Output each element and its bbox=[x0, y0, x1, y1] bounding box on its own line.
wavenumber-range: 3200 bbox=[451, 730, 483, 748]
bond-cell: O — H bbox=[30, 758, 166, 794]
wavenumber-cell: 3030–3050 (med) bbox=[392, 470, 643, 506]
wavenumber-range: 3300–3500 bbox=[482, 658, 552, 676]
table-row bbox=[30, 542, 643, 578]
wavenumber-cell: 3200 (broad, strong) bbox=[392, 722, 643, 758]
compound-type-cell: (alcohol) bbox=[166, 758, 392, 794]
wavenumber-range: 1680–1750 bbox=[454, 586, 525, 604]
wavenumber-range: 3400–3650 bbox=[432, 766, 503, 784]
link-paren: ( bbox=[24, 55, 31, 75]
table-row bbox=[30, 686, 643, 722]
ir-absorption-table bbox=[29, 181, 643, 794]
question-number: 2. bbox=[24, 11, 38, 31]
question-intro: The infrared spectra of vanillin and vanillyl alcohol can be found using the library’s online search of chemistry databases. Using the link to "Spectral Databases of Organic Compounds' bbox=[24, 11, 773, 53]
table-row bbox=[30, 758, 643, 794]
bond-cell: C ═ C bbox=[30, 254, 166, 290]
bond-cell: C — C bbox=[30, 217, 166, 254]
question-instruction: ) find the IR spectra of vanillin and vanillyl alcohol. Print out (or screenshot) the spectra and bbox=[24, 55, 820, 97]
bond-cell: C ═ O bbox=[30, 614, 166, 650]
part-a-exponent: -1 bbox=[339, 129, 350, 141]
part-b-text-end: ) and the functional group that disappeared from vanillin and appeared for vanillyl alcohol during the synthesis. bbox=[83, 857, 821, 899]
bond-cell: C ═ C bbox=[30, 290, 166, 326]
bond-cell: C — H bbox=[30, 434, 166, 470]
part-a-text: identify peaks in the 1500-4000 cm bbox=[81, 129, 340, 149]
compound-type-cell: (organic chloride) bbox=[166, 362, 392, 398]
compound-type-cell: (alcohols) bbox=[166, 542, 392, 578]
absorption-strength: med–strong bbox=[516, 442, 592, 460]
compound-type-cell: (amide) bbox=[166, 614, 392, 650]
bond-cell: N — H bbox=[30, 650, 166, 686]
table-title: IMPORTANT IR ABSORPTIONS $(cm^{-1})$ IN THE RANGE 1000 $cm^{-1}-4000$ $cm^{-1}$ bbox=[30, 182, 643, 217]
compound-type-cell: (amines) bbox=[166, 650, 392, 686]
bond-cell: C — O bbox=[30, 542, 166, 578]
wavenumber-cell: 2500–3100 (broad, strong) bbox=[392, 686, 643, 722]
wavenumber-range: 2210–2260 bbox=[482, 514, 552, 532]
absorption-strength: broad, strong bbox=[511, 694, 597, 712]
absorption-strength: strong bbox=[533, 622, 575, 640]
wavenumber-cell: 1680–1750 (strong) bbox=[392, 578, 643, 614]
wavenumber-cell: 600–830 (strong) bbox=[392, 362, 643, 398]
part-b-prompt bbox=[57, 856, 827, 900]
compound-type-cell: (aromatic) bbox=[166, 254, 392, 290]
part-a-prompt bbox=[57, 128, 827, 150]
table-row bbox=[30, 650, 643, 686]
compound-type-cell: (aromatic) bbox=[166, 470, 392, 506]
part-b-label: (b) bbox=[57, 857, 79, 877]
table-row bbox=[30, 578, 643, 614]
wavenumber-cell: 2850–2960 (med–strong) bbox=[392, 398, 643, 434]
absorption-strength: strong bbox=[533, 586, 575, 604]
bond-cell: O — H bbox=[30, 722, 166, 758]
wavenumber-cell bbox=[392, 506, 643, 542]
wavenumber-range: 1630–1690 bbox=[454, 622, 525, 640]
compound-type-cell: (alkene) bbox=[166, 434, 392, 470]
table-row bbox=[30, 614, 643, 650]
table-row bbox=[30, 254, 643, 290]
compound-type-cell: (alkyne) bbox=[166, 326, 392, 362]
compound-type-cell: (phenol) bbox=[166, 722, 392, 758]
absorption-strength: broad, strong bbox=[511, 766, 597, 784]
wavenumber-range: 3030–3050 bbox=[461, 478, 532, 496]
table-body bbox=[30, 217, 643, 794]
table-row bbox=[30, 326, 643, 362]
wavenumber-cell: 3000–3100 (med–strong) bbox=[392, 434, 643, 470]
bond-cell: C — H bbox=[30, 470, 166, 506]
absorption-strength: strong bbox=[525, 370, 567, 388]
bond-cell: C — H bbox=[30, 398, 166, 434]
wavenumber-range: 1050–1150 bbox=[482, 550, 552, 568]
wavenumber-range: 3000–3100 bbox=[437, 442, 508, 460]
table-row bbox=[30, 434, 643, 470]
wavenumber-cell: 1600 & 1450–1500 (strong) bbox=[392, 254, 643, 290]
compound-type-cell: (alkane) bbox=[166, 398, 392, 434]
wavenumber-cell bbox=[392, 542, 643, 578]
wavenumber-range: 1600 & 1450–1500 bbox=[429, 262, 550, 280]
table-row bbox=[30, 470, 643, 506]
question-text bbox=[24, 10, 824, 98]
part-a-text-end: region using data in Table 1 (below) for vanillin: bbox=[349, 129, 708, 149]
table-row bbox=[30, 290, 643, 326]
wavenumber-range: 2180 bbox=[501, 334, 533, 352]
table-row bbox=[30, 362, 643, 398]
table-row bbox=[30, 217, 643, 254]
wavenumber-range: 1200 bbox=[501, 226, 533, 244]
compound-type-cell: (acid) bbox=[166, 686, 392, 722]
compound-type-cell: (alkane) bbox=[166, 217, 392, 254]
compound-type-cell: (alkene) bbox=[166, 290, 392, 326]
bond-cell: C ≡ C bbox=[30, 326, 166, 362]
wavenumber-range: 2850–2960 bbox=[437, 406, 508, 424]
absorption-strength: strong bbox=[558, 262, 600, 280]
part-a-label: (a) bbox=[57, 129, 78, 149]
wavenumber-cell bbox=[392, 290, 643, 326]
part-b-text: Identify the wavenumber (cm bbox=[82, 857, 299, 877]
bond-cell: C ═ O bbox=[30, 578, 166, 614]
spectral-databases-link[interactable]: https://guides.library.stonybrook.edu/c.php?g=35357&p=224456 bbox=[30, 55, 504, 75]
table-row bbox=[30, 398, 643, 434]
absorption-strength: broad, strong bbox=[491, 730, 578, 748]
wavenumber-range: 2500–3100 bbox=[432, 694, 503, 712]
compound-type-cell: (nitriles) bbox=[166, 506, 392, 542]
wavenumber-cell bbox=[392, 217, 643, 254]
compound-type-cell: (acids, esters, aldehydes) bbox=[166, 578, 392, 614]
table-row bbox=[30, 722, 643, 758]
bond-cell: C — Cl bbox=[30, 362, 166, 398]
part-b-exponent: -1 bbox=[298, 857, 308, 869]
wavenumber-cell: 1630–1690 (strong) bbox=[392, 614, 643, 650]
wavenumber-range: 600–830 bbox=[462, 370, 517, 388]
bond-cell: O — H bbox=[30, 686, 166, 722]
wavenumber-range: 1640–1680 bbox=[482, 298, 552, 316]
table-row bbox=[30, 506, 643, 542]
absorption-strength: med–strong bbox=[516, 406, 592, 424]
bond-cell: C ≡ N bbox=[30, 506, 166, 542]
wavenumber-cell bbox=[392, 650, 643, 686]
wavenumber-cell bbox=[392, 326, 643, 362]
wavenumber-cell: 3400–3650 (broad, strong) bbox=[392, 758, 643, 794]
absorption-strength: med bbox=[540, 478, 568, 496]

========================

▶ [The request]: Repeat every one of the rows above word for word, changing nothing.

▶ [Answer for this exercise]:
Output each element and its bbox=[x0, y0, x1, y1] bounding box on its own line.
wavenumber-range: 3200 bbox=[451, 730, 483, 748]
bond-cell: O — H bbox=[30, 758, 166, 794]
wavenumber-cell: 3030–3050 (med) bbox=[392, 470, 643, 506]
wavenumber-range: 3300–3500 bbox=[482, 658, 552, 676]
table-row bbox=[30, 542, 643, 578]
wavenumber-cell: 3200 (broad, strong) bbox=[392, 722, 643, 758]
compound-type-cell: (alcohol) bbox=[166, 758, 392, 794]
wavenumber-range: 1680–1750 bbox=[454, 586, 525, 604]
wavenumber-range: 3400–3650 bbox=[432, 766, 503, 784]
link-paren: ( bbox=[24, 55, 31, 75]
table-row bbox=[30, 686, 643, 722]
ir-absorption-table bbox=[29, 181, 643, 794]
question-number: 2. bbox=[24, 11, 38, 31]
question-intro: The infrared spectra of vanillin and vanillyl alcohol can be found using the library’s online search of chemistry databases. Using the link to "Spectral Databases of Organic Compounds' bbox=[24, 11, 773, 53]
table-row bbox=[30, 758, 643, 794]
bond-cell: C ═ C bbox=[30, 254, 166, 290]
bond-cell: C — C bbox=[30, 217, 166, 254]
question-instruction: ) find the IR spectra of vanillin and vanillyl alcohol. Print out (or screenshot) the spectra and bbox=[24, 55, 820, 97]
bond-cell: C ═ O bbox=[30, 614, 166, 650]
part-a-exponent: -1 bbox=[339, 129, 350, 141]
part-b-text-end: ) and the functional group that disappeared from vanillin and appeared for vanillyl alcohol during the synthesis. bbox=[83, 857, 821, 899]
bond-cell: C ═ C bbox=[30, 290, 166, 326]
bond-cell: C — H bbox=[30, 434, 166, 470]
part-a-text: identify peaks in the 1500-4000 cm bbox=[81, 129, 340, 149]
compound-type-cell: (organic chloride) bbox=[166, 362, 392, 398]
compound-type-cell: (alcohols) bbox=[166, 542, 392, 578]
absorption-strength: med–strong bbox=[516, 442, 592, 460]
compound-type-cell: (amide) bbox=[166, 614, 392, 650]
bond-cell: N — H bbox=[30, 650, 166, 686]
table-title: IMPORTANT IR ABSORPTIONS $(cm^{-1})$ IN THE RANGE 1000 $cm^{-1}-4000$ $cm^{-1}$ bbox=[30, 182, 643, 217]
compound-type-cell: (amines) bbox=[166, 650, 392, 686]
bond-cell: C — O bbox=[30, 542, 166, 578]
wavenumber-cell: 2500–3100 (broad, strong) bbox=[392, 686, 643, 722]
wavenumber-range: 2210–2260 bbox=[482, 514, 552, 532]
absorption-strength: broad, strong bbox=[511, 694, 597, 712]
absorption-strength: strong bbox=[533, 622, 575, 640]
wavenumber-cell: 1680–1750 (strong) bbox=[392, 578, 643, 614]
wavenumber-cell: 600–830 (strong) bbox=[392, 362, 643, 398]
part-b-prompt bbox=[57, 856, 827, 900]
compound-type-cell: (aromatic) bbox=[166, 254, 392, 290]
part-a-prompt bbox=[57, 128, 827, 150]
table-row bbox=[30, 650, 643, 686]
compound-type-cell: (aromatic) bbox=[166, 470, 392, 506]
part-b-label: (b) bbox=[57, 857, 79, 877]
table-row bbox=[30, 578, 643, 614]
wavenumber-cell: 2850–2960 (med–strong) bbox=[392, 398, 643, 434]
absorption-strength: strong bbox=[533, 586, 575, 604]
bond-cell: O — H bbox=[30, 722, 166, 758]
wavenumber-cell bbox=[392, 506, 643, 542]
wavenumber-range: 1630–1690 bbox=[454, 622, 525, 640]
compound-type-cell: (alkene) bbox=[166, 434, 392, 470]
table-row bbox=[30, 614, 643, 650]
table-row bbox=[30, 254, 643, 290]
compound-type-cell: (alkyne) bbox=[166, 326, 392, 362]
compound-type-cell: (phenol) bbox=[166, 722, 392, 758]
absorption-strength: broad, strong bbox=[511, 766, 597, 784]
wavenumber-range: 3030–3050 bbox=[461, 478, 532, 496]
table-body bbox=[30, 217, 643, 794]
table-row bbox=[30, 326, 643, 362]
wavenumber-cell: 3000–3100 (med–strong) bbox=[392, 434, 643, 470]
bond-cell: C — H bbox=[30, 470, 166, 506]
absorption-strength: strong bbox=[525, 370, 567, 388]
bond-cell: C — H bbox=[30, 398, 166, 434]
wavenumber-range: 1050–1150 bbox=[482, 550, 552, 568]
wavenumber-range: 3000–3100 bbox=[437, 442, 508, 460]
table-row bbox=[30, 434, 643, 470]
wavenumber-cell: 1600 & 1450–1500 (strong) bbox=[392, 254, 643, 290]
compound-type-cell: (alkane) bbox=[166, 398, 392, 434]
wavenumber-cell bbox=[392, 542, 643, 578]
wavenumber-range: 1600 & 1450–1500 bbox=[429, 262, 550, 280]
table-row bbox=[30, 470, 643, 506]
question-text bbox=[24, 10, 824, 98]
part-a-text-end: region using data in Table 1 (below) for vanillin: bbox=[349, 129, 708, 149]
table-row bbox=[30, 290, 643, 326]
wavenumber-range: 2180 bbox=[501, 334, 533, 352]
table-row bbox=[30, 362, 643, 398]
table-row bbox=[30, 217, 643, 254]
wavenumber-range: 1200 bbox=[501, 226, 533, 244]
compound-type-cell: (acid) bbox=[166, 686, 392, 722]
compound-type-cell: (alkane) bbox=[166, 217, 392, 254]
compound-type-cell: (alkene) bbox=[166, 290, 392, 326]
bond-cell: C ≡ C bbox=[30, 326, 166, 362]
wavenumber-range: 2850–2960 bbox=[437, 406, 508, 424]
absorption-strength: strong bbox=[558, 262, 600, 280]
part-a-label: (a) bbox=[57, 129, 78, 149]
wavenumber-cell bbox=[392, 290, 643, 326]
part-b-text: Identify the wavenumber (cm bbox=[82, 857, 299, 877]
bond-cell: C ═ O bbox=[30, 578, 166, 614]
spectral-databases-link[interactable]: https://guides.library.stonybrook.edu/c.php?g=35357&p=224456 bbox=[30, 55, 504, 75]
table-row bbox=[30, 398, 643, 434]
absorption-strength: broad, strong bbox=[491, 730, 578, 748]
wavenumber-range: 2500–3100 bbox=[432, 694, 503, 712]
compound-type-cell: (nitriles) bbox=[166, 506, 392, 542]
wavenumber-cell bbox=[392, 217, 643, 254]
compound-type-cell: (acids, esters, aldehydes) bbox=[166, 578, 392, 614]
table-row bbox=[30, 722, 643, 758]
bond-cell: C — Cl bbox=[30, 362, 166, 398]
part-b-exponent: -1 bbox=[298, 857, 308, 869]
wavenumber-cell: 1630–1690 (strong) bbox=[392, 614, 643, 650]
wavenumber-range: 600–830 bbox=[462, 370, 517, 388]
bond-cell: O — H bbox=[30, 686, 166, 722]
wavenumber-range: 1640–1680 bbox=[482, 298, 552, 316]
table-row bbox=[30, 506, 643, 542]
absorption-strength: med–strong bbox=[516, 406, 592, 424]
bond-cell: C ≡ N bbox=[30, 506, 166, 542]
wavenumber-cell bbox=[392, 650, 643, 686]
wavenumber-cell bbox=[392, 326, 643, 362]
wavenumber-cell: 3400–3650 (broad, strong) bbox=[392, 758, 643, 794]
absorption-strength: med bbox=[540, 478, 568, 496]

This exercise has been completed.